- **Task input**
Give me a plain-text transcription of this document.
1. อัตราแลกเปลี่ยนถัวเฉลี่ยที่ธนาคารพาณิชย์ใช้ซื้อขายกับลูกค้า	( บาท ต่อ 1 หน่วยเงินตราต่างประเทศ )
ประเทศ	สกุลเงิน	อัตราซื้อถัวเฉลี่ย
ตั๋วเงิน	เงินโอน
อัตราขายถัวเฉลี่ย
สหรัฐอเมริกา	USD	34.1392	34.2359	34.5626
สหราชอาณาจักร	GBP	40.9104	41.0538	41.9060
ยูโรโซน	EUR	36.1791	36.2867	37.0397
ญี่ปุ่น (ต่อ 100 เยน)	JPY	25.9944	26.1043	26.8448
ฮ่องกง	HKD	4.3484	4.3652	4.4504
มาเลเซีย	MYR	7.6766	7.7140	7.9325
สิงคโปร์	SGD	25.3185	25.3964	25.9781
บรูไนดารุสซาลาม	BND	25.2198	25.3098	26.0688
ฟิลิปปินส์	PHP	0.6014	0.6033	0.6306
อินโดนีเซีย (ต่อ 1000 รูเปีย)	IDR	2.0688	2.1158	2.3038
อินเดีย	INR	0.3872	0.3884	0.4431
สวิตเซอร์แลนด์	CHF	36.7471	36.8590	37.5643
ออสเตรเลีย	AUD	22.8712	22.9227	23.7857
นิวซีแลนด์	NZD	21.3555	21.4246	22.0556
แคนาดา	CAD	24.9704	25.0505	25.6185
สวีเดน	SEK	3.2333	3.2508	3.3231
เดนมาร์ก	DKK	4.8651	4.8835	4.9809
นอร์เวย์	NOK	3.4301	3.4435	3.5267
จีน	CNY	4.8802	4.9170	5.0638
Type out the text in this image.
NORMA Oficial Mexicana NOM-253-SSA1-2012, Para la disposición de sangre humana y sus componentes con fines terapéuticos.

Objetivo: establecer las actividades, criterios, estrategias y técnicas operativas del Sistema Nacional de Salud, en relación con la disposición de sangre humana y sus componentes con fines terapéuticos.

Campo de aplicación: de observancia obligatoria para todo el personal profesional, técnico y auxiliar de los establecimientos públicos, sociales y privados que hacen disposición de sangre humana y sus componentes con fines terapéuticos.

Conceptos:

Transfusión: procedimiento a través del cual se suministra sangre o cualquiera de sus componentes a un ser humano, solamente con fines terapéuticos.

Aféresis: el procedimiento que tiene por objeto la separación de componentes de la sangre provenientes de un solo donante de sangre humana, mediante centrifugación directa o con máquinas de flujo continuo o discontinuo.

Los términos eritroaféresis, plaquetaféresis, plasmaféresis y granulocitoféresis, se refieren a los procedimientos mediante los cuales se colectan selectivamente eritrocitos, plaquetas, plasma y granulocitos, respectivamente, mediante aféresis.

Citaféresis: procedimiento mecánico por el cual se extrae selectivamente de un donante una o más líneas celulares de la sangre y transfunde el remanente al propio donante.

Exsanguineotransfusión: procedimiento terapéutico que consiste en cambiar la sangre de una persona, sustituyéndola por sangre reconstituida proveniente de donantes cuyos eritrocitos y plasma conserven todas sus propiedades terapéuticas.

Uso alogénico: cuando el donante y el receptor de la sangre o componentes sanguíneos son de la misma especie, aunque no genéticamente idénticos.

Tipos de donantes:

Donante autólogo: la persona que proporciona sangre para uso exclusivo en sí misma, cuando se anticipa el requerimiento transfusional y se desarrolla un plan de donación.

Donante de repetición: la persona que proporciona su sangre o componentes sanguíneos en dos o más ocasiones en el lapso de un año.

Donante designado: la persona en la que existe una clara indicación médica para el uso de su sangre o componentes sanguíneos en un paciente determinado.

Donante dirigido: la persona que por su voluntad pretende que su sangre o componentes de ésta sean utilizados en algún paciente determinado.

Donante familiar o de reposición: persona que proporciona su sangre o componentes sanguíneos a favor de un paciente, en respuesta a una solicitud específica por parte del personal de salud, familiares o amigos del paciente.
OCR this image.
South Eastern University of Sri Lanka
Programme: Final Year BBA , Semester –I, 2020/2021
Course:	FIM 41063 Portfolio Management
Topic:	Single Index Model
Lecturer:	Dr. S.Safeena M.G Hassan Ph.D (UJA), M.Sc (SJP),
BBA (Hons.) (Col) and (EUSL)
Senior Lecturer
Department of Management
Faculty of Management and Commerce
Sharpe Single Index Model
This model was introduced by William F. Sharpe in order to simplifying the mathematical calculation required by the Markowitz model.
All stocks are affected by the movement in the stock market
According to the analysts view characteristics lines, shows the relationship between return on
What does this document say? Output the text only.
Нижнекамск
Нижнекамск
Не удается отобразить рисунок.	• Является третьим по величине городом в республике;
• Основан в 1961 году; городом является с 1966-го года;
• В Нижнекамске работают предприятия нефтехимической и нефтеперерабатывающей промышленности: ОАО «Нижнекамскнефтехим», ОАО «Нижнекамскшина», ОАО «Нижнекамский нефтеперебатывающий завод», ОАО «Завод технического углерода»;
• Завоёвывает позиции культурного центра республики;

- **Exercise**
Give the entries once more, exactly as they appear.

- **Written response**
Give me a plain-text transcription of this document.
1. อัตราแลกเปลี่ยนถัวเฉลี่ยที่ธนาคารพาณิชย์ใช้ซื้อขายกับลูกค้า	( บาท ต่อ 1 หน่วยเงินตราต่างประเทศ )
ประเทศ	สกุลเงิน	อัตราซื้อถัวเฉลี่ย
ตั๋วเงิน	เงินโอน
อัตราขายถัวเฉลี่ย
สหรัฐอเมริกา	USD	34.1392	34.2359	34.5626
สหราชอาณาจักร	GBP	40.9104	41.0538	41.9060
ยูโรโซน	EUR	36.1791	36.2867	37.0397
ญี่ปุ่น (ต่อ 100 เยน)	JPY	25.9944	26.1043	26.8448
ฮ่องกง	HKD	4.3484	4.3652	4.4504
มาเลเซีย	MYR	7.6766	7.7140	7.9325
สิงคโปร์	SGD	25.3185	25.3964	25.9781
บรูไนดารุสซาลาม	BND	25.2198	25.3098	26.0688
ฟิลิปปินส์	PHP	0.6014	0.6033	0.6306
อินโดนีเซีย (ต่อ 1000 รูเปีย)	IDR	2.0688	2.1158	2.3038
อินเดีย	INR	0.3872	0.3884	0.4431
สวิตเซอร์แลนด์	CHF	36.7471	36.8590	37.5643
ออสเตรเลีย	AUD	22.8712	22.9227	23.7857
นิวซีแลนด์	NZD	21.3555	21.4246	22.0556
แคนาดา	CAD	24.9704	25.0505	25.6185
สวีเดน	SEK	3.2333	3.2508	3.3231
เดนมาร์ก	DKK	4.8651	4.8835	4.9809
นอร์เวย์	NOK	3.4301	3.4435	3.5267
จีน	CNY	4.8802	4.9170	5.0638
Type out the text in this image.
NORMA Oficial Mexicana NOM-253-SSA1-2012, Para la disposición de sangre humana y sus componentes con fines terapéuticos.

Objetivo: establecer las actividades, criterios, estrategias y técnicas operativas del Sistema Nacional de Salud, en relación con la disposición de sangre humana y sus componentes con fines terapéuticos.

Campo de aplicación: de observancia obligatoria para todo el personal profesional, técnico y auxiliar de los establecimientos públicos, sociales y privados que hacen disposición de sangre humana y sus componentes con fines terapéuticos.

Conceptos:

Transfusión: procedimiento a través del cual se suministra sangre o cualquiera de sus componentes a un ser humano, solamente con fines terapéuticos.

Aféresis: el procedimiento que tiene por objeto la separación de componentes de la sangre provenientes de un solo donante de sangre humana, mediante centrifugación directa o con máquinas de flujo continuo o discontinuo.

Los términos eritroaféresis, plaquetaféresis, plasmaféresis y granulocitoféresis, se refieren a los procedimientos mediante los cuales se colectan selectivamente eritrocitos, plaquetas, plasma y granulocitos, respectivamente, mediante aféresis.

Citaféresis: procedimiento mecánico por el cual se extrae selectivamente de un donante una o más líneas celulares de la sangre y transfunde el remanente al propio donante.

Exsanguineotransfusión: procedimiento terapéutico que consiste en cambiar la sangre de una persona, sustituyéndola por sangre reconstituida proveniente de donantes cuyos eritrocitos y plasma conserven todas sus propiedades terapéuticas.

Uso alogénico: cuando el donante y el receptor de la sangre o componentes sanguíneos son de la misma especie, aunque no genéticamente idénticos.

Tipos de donantes:

Donante autólogo: la persona que proporciona sangre para uso exclusivo en sí misma, cuando se anticipa el requerimiento transfusional y se desarrolla un plan de donación.

Donante de repetición: la persona que proporciona su sangre o componentes sanguíneos en dos o más ocasiones en el lapso de un año.

Donante designado: la persona en la que existe una clara indicación médica para el uso de su sangre o componentes sanguíneos en un paciente determinado.

Donante dirigido: la persona que por su voluntad pretende que su sangre o componentes de ésta sean utilizados en algún paciente determinado.

Donante familiar o de reposición: persona que proporciona su sangre o componentes sanguíneos a favor de un paciente, en respuesta a una solicitud específica por parte del personal de salud, familiares o amigos del paciente.
OCR this image.
South Eastern University of Sri Lanka
Programme: Final Year BBA , Semester –I, 2020/2021
Course:	FIM 41063 Portfolio Management
Topic:	Single Index Model
Lecturer:	Dr. S.Safeena M.G Hassan Ph.D (UJA), M.Sc (SJP),
BBA (Hons.) (Col) and (EUSL)
Senior Lecturer
Department of Management
Faculty of Management and Commerce
Sharpe Single Index Model
This model was introduced by William F. Sharpe in order to simplifying the mathematical calculation required by the Markowitz model.
All stocks are affected by the movement in the stock market
According to the analysts view characteristics lines, shows the relationship between return on
What does this document say? Output the text only.
Нижнекамск
Нижнекамск
Не удается отобразить рисунок.	• Является третьим по величине городом в республике;
• Основан в 1961 году; городом является с 1966-го года;
• В Нижнекамске работают предприятия нефтехимической и нефтеперерабатывающей промышленности: ОАО «Нижнекамскнефтехим», ОАО «Нижнекамскшина», ОАО «Нижнекамский нефтеперебатывающий завод», ОАО «Завод технического углерода»;
• Завоёвывает позиции культурного центра республики;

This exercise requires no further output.